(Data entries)
+===+

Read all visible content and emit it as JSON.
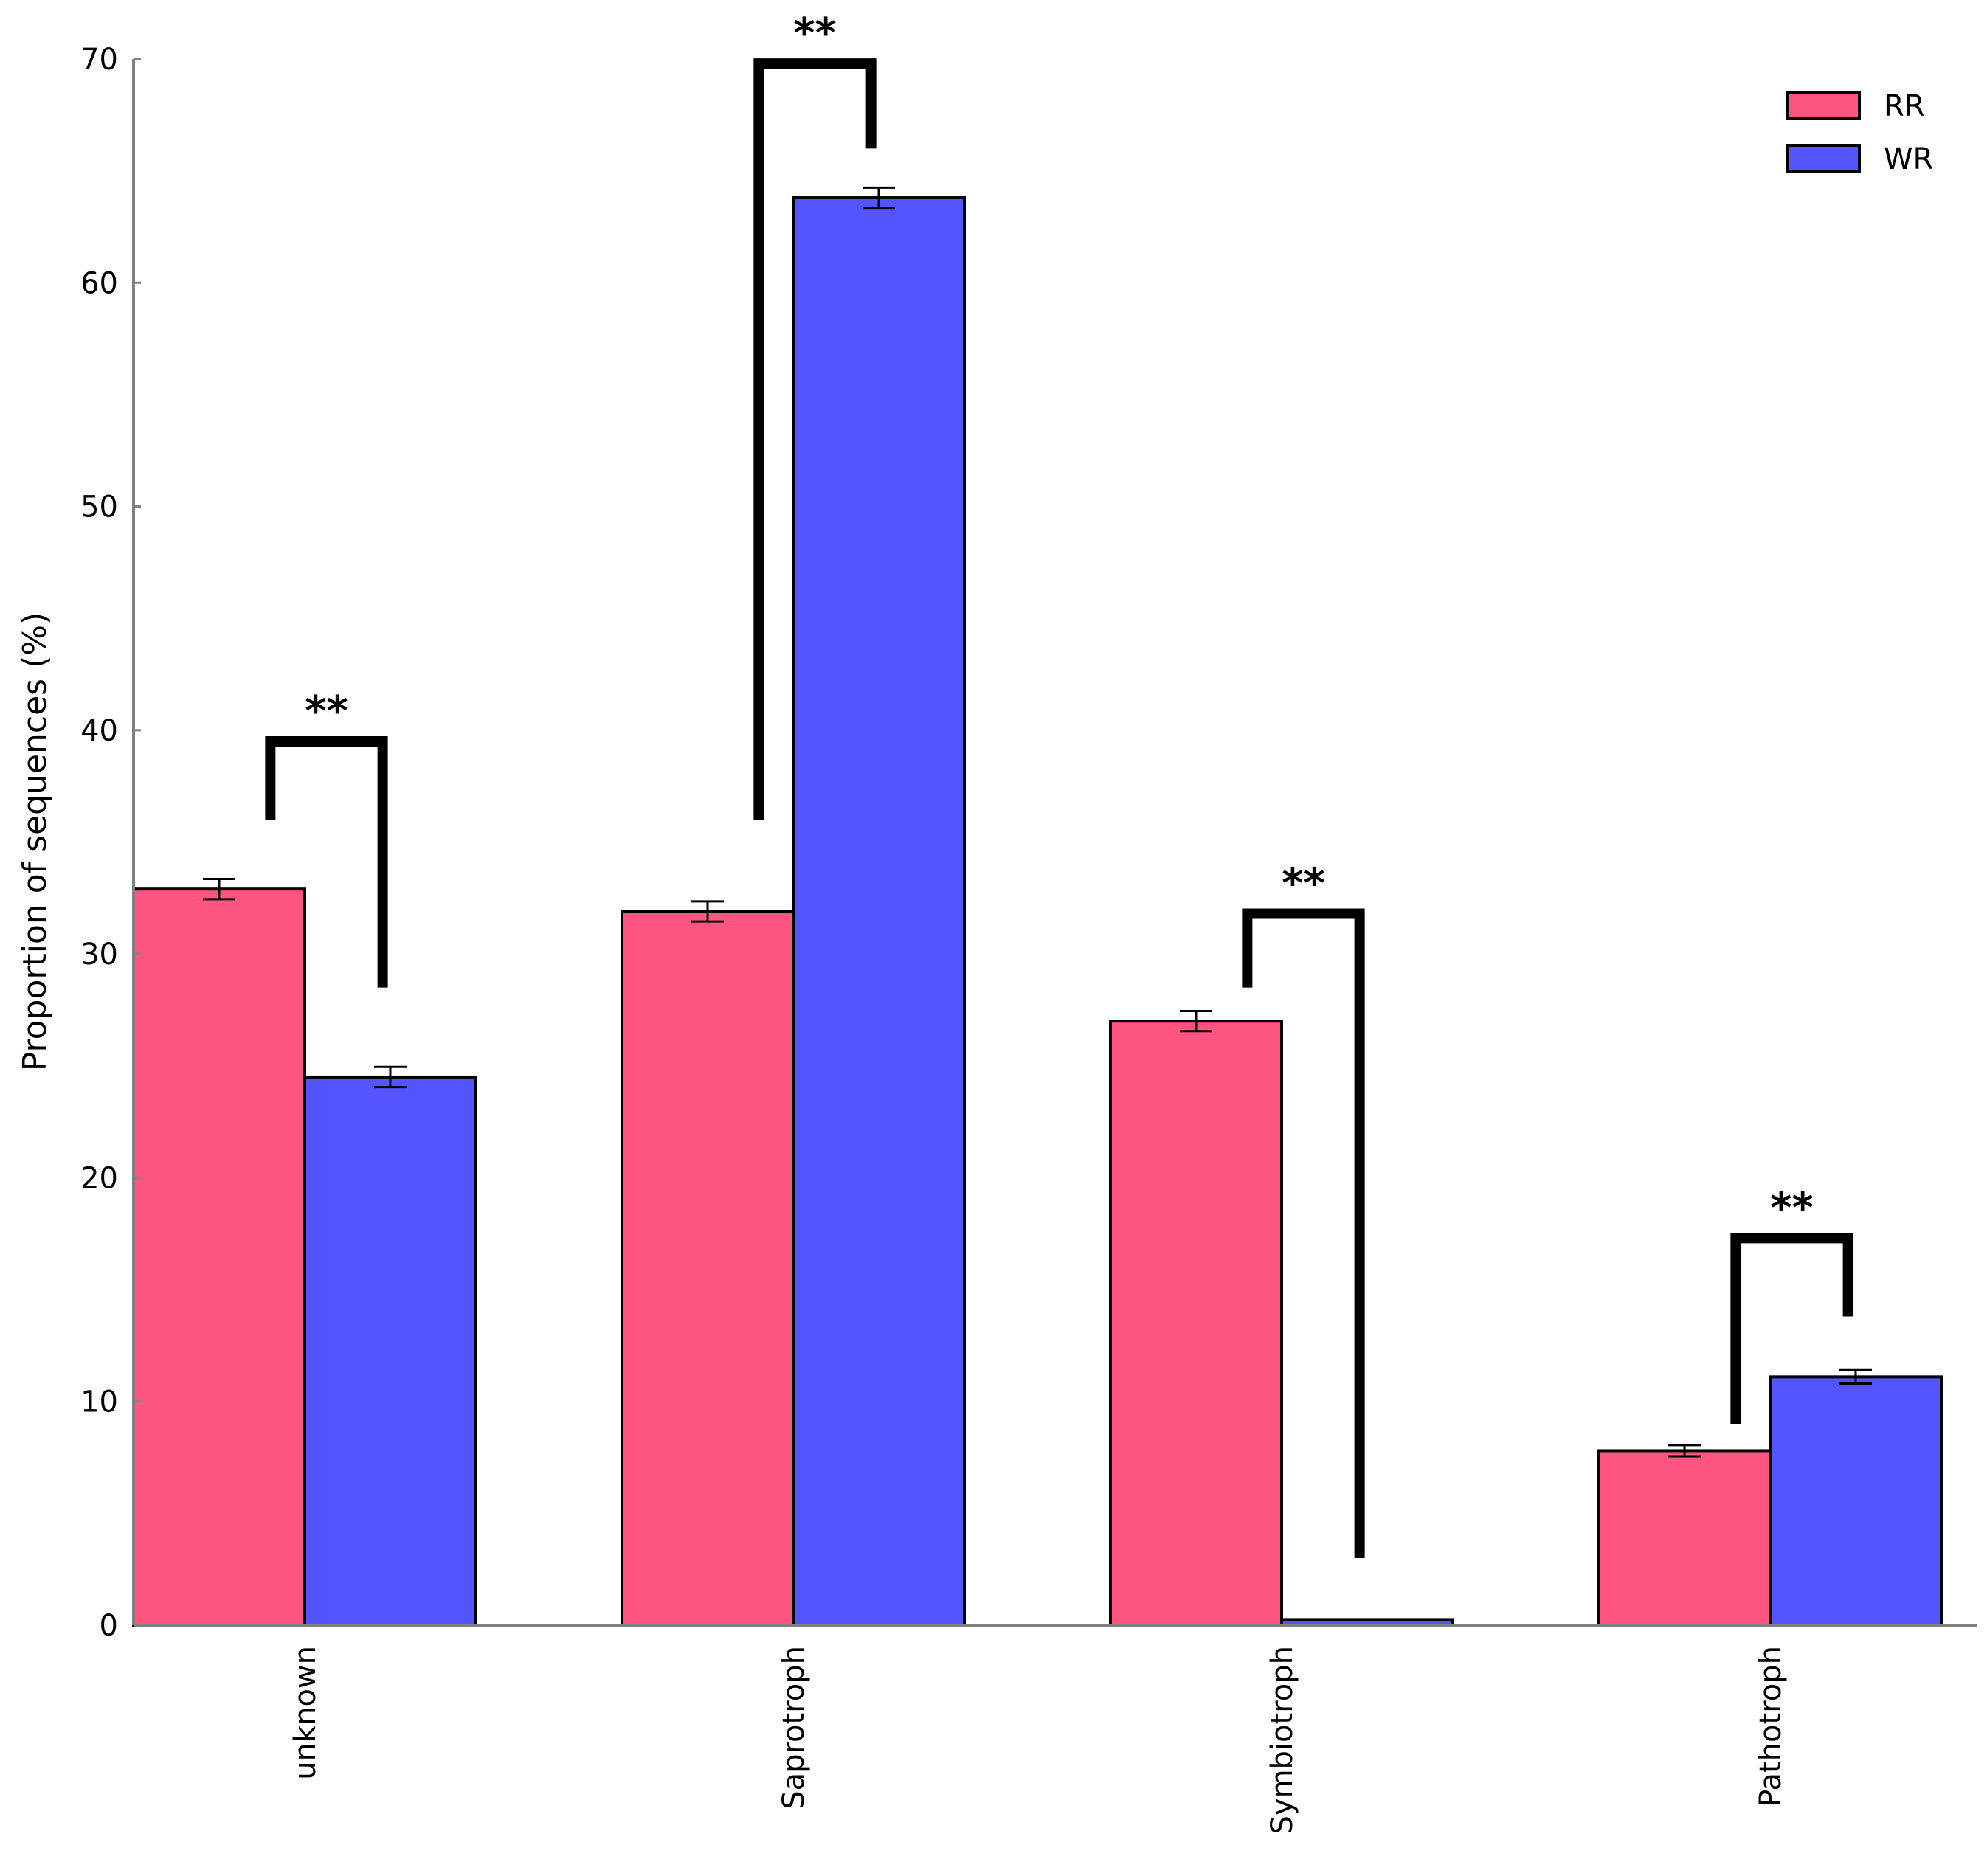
{
  "chart_data": {
    "type": "bar",
    "title": "",
    "xlabel": "",
    "ylabel": "Proportion of sequences (%)",
    "ylim": [
      0,
      70
    ],
    "yticks": [
      0,
      10,
      20,
      30,
      40,
      50,
      60,
      70
    ],
    "grid": false,
    "legend_position": "top-right",
    "categories": [
      "unknown",
      "Saprotroph",
      "Symbiotroph",
      "Pathotroph"
    ],
    "series": [
      {
        "name": "RR",
        "color": "#ff5580",
        "values": [
          32.9,
          31.9,
          27.0,
          7.8
        ],
        "errors": [
          0.45,
          0.45,
          0.45,
          0.25
        ]
      },
      {
        "name": "WR",
        "color": "#5555ff",
        "values": [
          24.5,
          63.8,
          0.25,
          11.1
        ],
        "errors": [
          0.45,
          0.45,
          0.0,
          0.3
        ]
      }
    ],
    "significance": [
      {
        "category": "unknown",
        "label": "**",
        "bracket_top": 39.5,
        "left_leg_bottom": 36.0,
        "right_leg_bottom": 28.5
      },
      {
        "category": "Saprotroph",
        "label": "**",
        "bracket_top": 69.8,
        "left_leg_bottom": 36.0,
        "right_leg_bottom": 66.0
      },
      {
        "category": "Symbiotroph",
        "label": "**",
        "bracket_top": 31.8,
        "left_leg_bottom": 28.5,
        "right_leg_bottom": 3.0
      },
      {
        "category": "Pathotroph",
        "label": "**",
        "bracket_top": 17.3,
        "left_leg_bottom": 9.0,
        "right_leg_bottom": 13.8
      }
    ]
  }
}
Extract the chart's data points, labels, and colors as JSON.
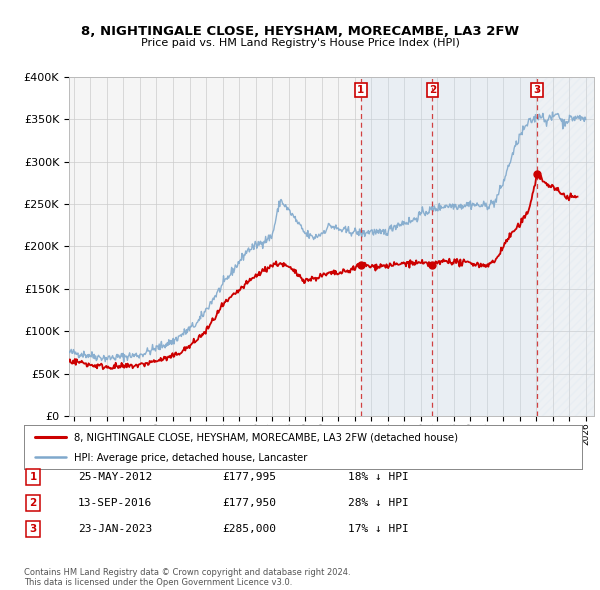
{
  "title": "8, NIGHTINGALE CLOSE, HEYSHAM, MORECAMBE, LA3 2FW",
  "subtitle": "Price paid vs. HM Land Registry's House Price Index (HPI)",
  "ylim": [
    0,
    400000
  ],
  "xlim_start": 1994.7,
  "xlim_end": 2026.5,
  "ytick_labels": [
    "£0",
    "£50K",
    "£100K",
    "£150K",
    "£200K",
    "£250K",
    "£300K",
    "£350K",
    "£400K"
  ],
  "ytick_values": [
    0,
    50000,
    100000,
    150000,
    200000,
    250000,
    300000,
    350000,
    400000
  ],
  "sale_dates": [
    2012.38,
    2016.71,
    2023.06
  ],
  "sale_prices": [
    177995,
    177950,
    285000
  ],
  "sale_labels": [
    "1",
    "2",
    "3"
  ],
  "vline_color": "#cc0000",
  "legend_label1": "8, NIGHTINGALE CLOSE, HEYSHAM, MORECAMBE, LA3 2FW (detached house)",
  "legend_label2": "HPI: Average price, detached house, Lancaster",
  "table_rows": [
    [
      "1",
      "25-MAY-2012",
      "£177,995",
      "18% ↓ HPI"
    ],
    [
      "2",
      "13-SEP-2016",
      "£177,950",
      "28% ↓ HPI"
    ],
    [
      "3",
      "23-JAN-2023",
      "£285,000",
      "17% ↓ HPI"
    ]
  ],
  "footer": "Contains HM Land Registry data © Crown copyright and database right 2024.\nThis data is licensed under the Open Government Licence v3.0.",
  "bg_color": "#f5f5f5",
  "grid_color": "#cccccc",
  "shade_color": "#ddeeff",
  "hatch_color": "#ccddee"
}
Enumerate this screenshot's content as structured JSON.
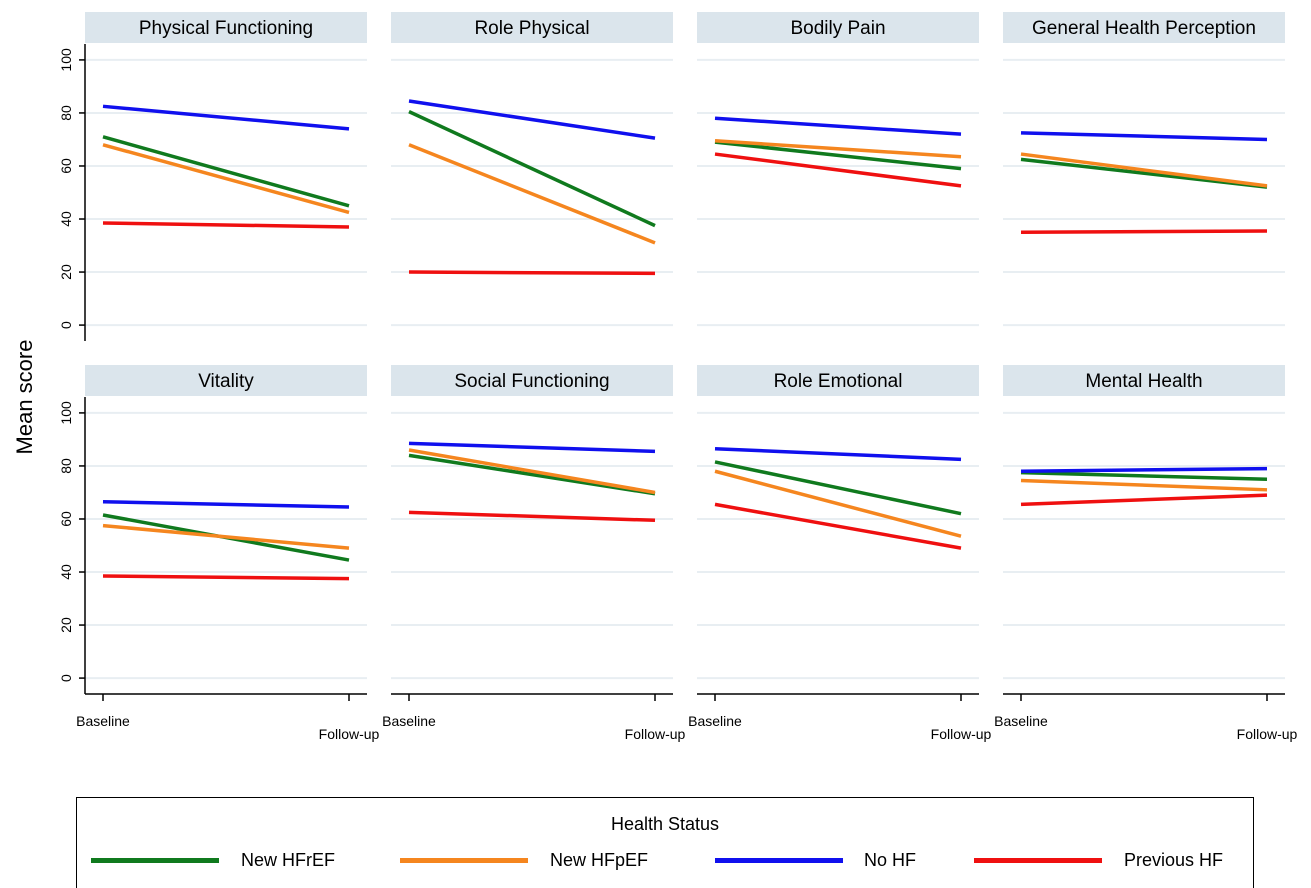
{
  "chart_data": {
    "type": "line",
    "y_axis_title": "Mean score",
    "x_categories": [
      "Baseline",
      "Follow-up"
    ],
    "y_ticks": [
      0,
      20,
      40,
      60,
      80,
      100
    ],
    "ylim": [
      -6,
      106
    ],
    "grid": true,
    "legend": {
      "title": "Health Status",
      "placement": "bottom",
      "entries": [
        "New HFrEF",
        "New HFpEF",
        "No HF",
        "Previous HF"
      ]
    },
    "series_styles": [
      {
        "name": "New HFrEF",
        "color": "#107a1e"
      },
      {
        "name": "New HFpEF",
        "color": "#f5861f"
      },
      {
        "name": "No HF",
        "color": "#1010ee"
      },
      {
        "name": "Previous HF",
        "color": "#ef1010"
      }
    ],
    "panels": [
      {
        "title": "Physical Functioning",
        "series": [
          {
            "name": "New HFrEF",
            "values": [
              71,
              45
            ]
          },
          {
            "name": "New HFpEF",
            "values": [
              68,
              42.5
            ]
          },
          {
            "name": "No HF",
            "values": [
              82.5,
              74
            ]
          },
          {
            "name": "Previous HF",
            "values": [
              38.5,
              37
            ]
          }
        ]
      },
      {
        "title": "Role Physical",
        "series": [
          {
            "name": "New HFrEF",
            "values": [
              80.5,
              37.5
            ]
          },
          {
            "name": "New HFpEF",
            "values": [
              68,
              31
            ]
          },
          {
            "name": "No HF",
            "values": [
              84.5,
              70.5
            ]
          },
          {
            "name": "Previous HF",
            "values": [
              20,
              19.5
            ]
          }
        ]
      },
      {
        "title": "Bodily Pain",
        "series": [
          {
            "name": "New HFrEF",
            "values": [
              69,
              59
            ]
          },
          {
            "name": "New HFpEF",
            "values": [
              69.5,
              63.5
            ]
          },
          {
            "name": "No HF",
            "values": [
              78,
              72
            ]
          },
          {
            "name": "Previous HF",
            "values": [
              64.5,
              52.5
            ]
          }
        ]
      },
      {
        "title": "General Health Perception",
        "series": [
          {
            "name": "New HFrEF",
            "values": [
              62.5,
              52
            ]
          },
          {
            "name": "New HFpEF",
            "values": [
              64.5,
              52.5
            ]
          },
          {
            "name": "No HF",
            "values": [
              72.5,
              70
            ]
          },
          {
            "name": "Previous HF",
            "values": [
              35,
              35.5
            ]
          }
        ]
      },
      {
        "title": "Vitality",
        "series": [
          {
            "name": "New HFrEF",
            "values": [
              61.5,
              44.5
            ]
          },
          {
            "name": "New HFpEF",
            "values": [
              57.5,
              49
            ]
          },
          {
            "name": "No HF",
            "values": [
              66.5,
              64.5
            ]
          },
          {
            "name": "Previous HF",
            "values": [
              38.5,
              37.5
            ]
          }
        ]
      },
      {
        "title": "Social Functioning",
        "series": [
          {
            "name": "New HFrEF",
            "values": [
              84,
              69.5
            ]
          },
          {
            "name": "New HFpEF",
            "values": [
              86,
              70
            ]
          },
          {
            "name": "No HF",
            "values": [
              88.5,
              85.5
            ]
          },
          {
            "name": "Previous HF",
            "values": [
              62.5,
              59.5
            ]
          }
        ]
      },
      {
        "title": "Role Emotional",
        "series": [
          {
            "name": "New HFrEF",
            "values": [
              81.5,
              62
            ]
          },
          {
            "name": "New HFpEF",
            "values": [
              78,
              53.5
            ]
          },
          {
            "name": "No HF",
            "values": [
              86.5,
              82.5
            ]
          },
          {
            "name": "Previous HF",
            "values": [
              65.5,
              49
            ]
          }
        ]
      },
      {
        "title": "Mental Health",
        "series": [
          {
            "name": "New HFrEF",
            "values": [
              77.5,
              75
            ]
          },
          {
            "name": "New HFpEF",
            "values": [
              74.5,
              71
            ]
          },
          {
            "name": "No HF",
            "values": [
              78,
              79
            ]
          },
          {
            "name": "Previous HF",
            "values": [
              65.5,
              69
            ]
          }
        ]
      }
    ]
  }
}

+===+

Find every line in the entries that includes the word "NIGHTINGALE", then state how many there are and nothing else.

### [Solution to this task]
2